I have found that manufacturers make those tight little cap sleeves on women's t-shirts. Excuse me, but if I wear a size 3XL, what makes them think I have arms that are only 8 inches around. I lost 30 lbs. last winter and when I went to buy new clothes ( read smaller size) I found they had once again changed the sizes and I am still wearing the same size. And guess what, not all heavy women have large boobs. I don't, I still wear a B cup. Try finding a bra! The fashion industry is really messed up. I too am tired of all the clothes being for 20 year old Twiggys. I am not that young or thin and even when I was, I didn't like the way fashions went.


----------



## Gerslay (Oct 4, 2011)

I've noticed the same thing myself. It seems like women are wearing their clothes especially tight; their dresses are a size or two smaller than their true size. I wonder if they really think its flattering. Its not to me!


----------



## MrsMurdog (Apr 16, 2013)

OH! I do agree! I am not large, but I hate the feel of too tight clothes. I could scream every time I try on a cute jersey shirt and the fabric is so thin you can see through it and so tight I can't breath. I am buying most of my shirts through a catalog called Woman Withinhttp://www.womanwithin.com/ and a sister catalog called Roamans http://www.roamans.com/. Good quality cotton jersey, longer tails on the shirts. They are large size catalogs, but do carry a couple of things in Small. I did order this really cute tunic that fit just right except it is long enough to wear as a dress.


----------



## knovice knitter (Mar 6, 2012)

Muffin tops, horizontal stripes and cap sleeves, exposed baby bumps....no, no, no! Slim women look nice in horizontal stripes and cap sleeves, but for us "fluffy"ones, they only give the illusion of being even wider. I worked with a woman who was just five feet, but almost as wide. She had a slender waist, but oddly, her arms and legs were very bulky. She not only used talcum powder to get her tight jeans on, but shared a secret with me. She used a spray bottle of water on her seams and the zipper, because the damp seams would stretch enough to get the pants on, but dried on her body, skin tight, like she loved. Never understood that. One time she came to a meeting wearing decent cut dress pants and I swear she looked like she lost 30 pounds. I live near several schools and I see the young girls walking home. Obesity is running rampant with our youth. I guess the good news about so many of them is that the stigma is subsiding and kids don't grow up hating their bodies like I did. I was dangerously anorexic in my twenties. Cured and huge now. Anyway, the girls wear the tight, low-slung pants. Where they think the fat goes, I don't know. It is obvious, it bulges out of the top and then they cover it somewhat with broad horizontal stripes. This is not a good look.


----------



## Knitish (Feb 8, 2011)

◆ **Extracted data**:
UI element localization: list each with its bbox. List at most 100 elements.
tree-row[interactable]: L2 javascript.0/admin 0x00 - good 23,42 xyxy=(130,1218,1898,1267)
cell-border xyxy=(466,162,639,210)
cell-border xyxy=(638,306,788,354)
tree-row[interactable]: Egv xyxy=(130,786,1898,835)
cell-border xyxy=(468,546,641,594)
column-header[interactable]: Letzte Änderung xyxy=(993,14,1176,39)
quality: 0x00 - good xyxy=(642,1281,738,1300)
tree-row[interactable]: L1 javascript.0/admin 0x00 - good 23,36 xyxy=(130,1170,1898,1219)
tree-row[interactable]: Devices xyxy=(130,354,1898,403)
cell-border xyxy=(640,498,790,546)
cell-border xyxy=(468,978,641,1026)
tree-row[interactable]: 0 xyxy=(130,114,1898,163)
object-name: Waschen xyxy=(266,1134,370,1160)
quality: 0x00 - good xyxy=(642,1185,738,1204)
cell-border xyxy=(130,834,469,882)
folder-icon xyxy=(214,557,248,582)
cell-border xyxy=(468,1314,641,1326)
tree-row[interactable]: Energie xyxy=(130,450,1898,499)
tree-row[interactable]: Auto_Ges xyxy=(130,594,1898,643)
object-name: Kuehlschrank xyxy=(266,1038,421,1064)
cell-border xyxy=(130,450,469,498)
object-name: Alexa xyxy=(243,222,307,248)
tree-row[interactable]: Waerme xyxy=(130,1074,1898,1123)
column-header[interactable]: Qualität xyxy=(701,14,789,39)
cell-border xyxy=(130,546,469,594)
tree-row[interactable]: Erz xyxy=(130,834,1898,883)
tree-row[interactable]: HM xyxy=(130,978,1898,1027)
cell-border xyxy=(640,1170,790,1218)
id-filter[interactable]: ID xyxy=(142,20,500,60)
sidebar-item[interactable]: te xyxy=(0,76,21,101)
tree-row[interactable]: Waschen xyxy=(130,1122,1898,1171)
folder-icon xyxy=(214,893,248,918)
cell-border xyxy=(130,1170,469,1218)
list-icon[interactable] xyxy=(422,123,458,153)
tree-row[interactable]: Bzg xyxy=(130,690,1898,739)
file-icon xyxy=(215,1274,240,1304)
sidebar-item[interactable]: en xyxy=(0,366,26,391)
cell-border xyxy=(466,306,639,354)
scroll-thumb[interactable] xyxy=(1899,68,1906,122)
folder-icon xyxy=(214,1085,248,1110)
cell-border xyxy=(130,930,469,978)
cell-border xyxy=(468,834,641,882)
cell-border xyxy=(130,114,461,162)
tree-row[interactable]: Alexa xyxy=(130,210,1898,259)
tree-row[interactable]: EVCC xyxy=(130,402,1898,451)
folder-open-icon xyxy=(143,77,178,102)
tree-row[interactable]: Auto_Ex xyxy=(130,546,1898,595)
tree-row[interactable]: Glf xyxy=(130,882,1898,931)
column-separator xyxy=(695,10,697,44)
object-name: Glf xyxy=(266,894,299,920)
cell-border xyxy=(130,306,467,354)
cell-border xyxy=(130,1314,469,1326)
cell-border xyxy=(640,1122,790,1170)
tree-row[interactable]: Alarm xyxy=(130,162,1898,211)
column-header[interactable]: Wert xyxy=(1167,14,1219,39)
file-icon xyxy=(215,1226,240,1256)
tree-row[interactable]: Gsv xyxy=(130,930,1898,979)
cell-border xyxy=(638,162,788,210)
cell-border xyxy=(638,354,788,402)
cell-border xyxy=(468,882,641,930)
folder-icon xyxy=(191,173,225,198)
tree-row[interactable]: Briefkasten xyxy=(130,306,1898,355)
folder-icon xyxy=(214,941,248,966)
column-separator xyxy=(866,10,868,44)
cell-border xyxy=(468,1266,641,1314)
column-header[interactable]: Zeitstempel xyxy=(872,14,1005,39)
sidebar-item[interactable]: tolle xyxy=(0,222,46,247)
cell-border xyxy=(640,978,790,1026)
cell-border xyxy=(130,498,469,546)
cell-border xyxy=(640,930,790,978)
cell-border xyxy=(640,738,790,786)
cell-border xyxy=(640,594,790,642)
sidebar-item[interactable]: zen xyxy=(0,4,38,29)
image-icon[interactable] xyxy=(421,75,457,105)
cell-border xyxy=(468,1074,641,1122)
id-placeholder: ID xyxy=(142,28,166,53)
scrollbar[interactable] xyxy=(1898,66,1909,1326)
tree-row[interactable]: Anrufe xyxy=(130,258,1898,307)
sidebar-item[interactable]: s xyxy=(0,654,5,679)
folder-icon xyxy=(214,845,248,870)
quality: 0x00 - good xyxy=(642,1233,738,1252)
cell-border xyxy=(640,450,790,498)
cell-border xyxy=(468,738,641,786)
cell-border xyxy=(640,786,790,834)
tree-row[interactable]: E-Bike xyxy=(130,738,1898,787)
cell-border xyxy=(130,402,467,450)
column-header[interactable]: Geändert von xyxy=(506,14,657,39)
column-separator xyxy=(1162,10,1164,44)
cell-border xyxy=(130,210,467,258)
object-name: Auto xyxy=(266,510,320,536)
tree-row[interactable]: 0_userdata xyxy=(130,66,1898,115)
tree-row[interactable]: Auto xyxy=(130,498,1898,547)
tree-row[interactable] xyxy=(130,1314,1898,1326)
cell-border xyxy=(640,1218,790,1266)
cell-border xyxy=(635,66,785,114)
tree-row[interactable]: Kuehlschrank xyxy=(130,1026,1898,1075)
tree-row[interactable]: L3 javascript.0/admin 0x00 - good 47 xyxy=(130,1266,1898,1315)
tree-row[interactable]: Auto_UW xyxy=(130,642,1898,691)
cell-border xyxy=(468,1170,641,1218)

◆ **Given task**:
Extend the forum thread on tight, poorly sized women's clothing, picking up after its last line. The records are not required for the work that follows.

◆ **Task result**:
Love the more comments and sharing: esp the spring weather is here and have to now look at everyone's axx --regardless of size!


----------



## Gweneth 1946 (May 20, 2012)

Some people can wear them, like the very young and slim. Other than that they are useless. Just like sizes. I use to wear a s/m or 11/12. Now its an xl or a 14. The fourteen I have to bring home and reconstruct to make it fit properly. the xl is usually in sports clothing. My spin shorts are a size small from about 25 years ago. When I went to purchase a new pair a few months ago and I had to take a size L, I'm still wearing the small ones they fit better. I hate to shop now, most of the time I just purchase scarves to dress up what I already have, since I have three closets full of clothes I just rotate them from season to season. I always bought items that could be worn for a long time and usually in black. It works for me, and I still get compliments.


----------



## albie (Jun 2, 2011)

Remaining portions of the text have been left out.